• **Supplied material**
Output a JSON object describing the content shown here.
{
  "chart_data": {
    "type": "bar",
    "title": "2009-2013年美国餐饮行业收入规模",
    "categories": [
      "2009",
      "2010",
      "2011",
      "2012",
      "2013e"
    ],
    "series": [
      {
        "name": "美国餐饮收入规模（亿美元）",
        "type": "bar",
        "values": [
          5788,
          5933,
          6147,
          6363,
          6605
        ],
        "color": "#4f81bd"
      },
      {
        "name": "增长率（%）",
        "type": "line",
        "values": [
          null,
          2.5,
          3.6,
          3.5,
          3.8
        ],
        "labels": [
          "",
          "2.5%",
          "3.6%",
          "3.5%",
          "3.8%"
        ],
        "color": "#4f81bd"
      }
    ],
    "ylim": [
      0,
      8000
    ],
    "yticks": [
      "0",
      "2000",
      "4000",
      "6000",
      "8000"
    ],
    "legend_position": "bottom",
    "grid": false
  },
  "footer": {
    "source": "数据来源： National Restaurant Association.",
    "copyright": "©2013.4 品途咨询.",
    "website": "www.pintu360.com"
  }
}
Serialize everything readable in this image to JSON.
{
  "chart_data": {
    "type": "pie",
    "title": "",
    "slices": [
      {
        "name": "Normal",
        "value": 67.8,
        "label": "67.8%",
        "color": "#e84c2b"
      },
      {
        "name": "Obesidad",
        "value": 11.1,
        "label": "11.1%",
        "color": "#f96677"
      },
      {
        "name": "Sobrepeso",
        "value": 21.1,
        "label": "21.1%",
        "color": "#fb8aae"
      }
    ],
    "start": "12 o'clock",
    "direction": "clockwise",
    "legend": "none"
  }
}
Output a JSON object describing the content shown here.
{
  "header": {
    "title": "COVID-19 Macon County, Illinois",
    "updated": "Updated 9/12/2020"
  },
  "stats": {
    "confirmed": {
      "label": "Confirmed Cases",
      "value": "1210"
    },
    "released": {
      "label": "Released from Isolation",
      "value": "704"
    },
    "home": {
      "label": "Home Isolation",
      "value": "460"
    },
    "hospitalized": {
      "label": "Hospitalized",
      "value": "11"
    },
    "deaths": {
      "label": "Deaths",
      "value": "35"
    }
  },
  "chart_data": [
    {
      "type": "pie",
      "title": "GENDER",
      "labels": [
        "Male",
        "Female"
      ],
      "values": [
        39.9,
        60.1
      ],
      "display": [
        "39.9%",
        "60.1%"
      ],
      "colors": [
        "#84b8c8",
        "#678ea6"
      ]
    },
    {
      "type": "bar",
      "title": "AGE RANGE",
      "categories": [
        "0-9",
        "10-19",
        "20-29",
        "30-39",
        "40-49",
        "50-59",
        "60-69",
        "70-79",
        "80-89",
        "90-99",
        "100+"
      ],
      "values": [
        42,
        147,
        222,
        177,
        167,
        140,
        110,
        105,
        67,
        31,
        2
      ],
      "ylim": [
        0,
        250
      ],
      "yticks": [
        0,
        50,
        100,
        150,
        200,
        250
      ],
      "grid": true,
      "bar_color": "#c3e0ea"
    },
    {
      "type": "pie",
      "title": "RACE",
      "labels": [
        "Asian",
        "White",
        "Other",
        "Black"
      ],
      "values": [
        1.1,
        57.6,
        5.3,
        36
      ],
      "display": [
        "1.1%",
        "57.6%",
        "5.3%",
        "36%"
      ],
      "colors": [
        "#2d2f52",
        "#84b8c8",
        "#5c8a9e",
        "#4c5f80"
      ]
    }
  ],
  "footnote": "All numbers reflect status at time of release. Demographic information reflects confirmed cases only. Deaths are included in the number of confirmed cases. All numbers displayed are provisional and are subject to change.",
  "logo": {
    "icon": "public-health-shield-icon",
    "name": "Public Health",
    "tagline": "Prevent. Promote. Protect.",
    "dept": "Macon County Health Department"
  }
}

• **Work required**
Scan the listing above and identify each line holding the string "County"; copy every such line.

• **Result below**
    "title": "COVID-19 Macon County, Illinois",
    "dept": "Macon County Health Department"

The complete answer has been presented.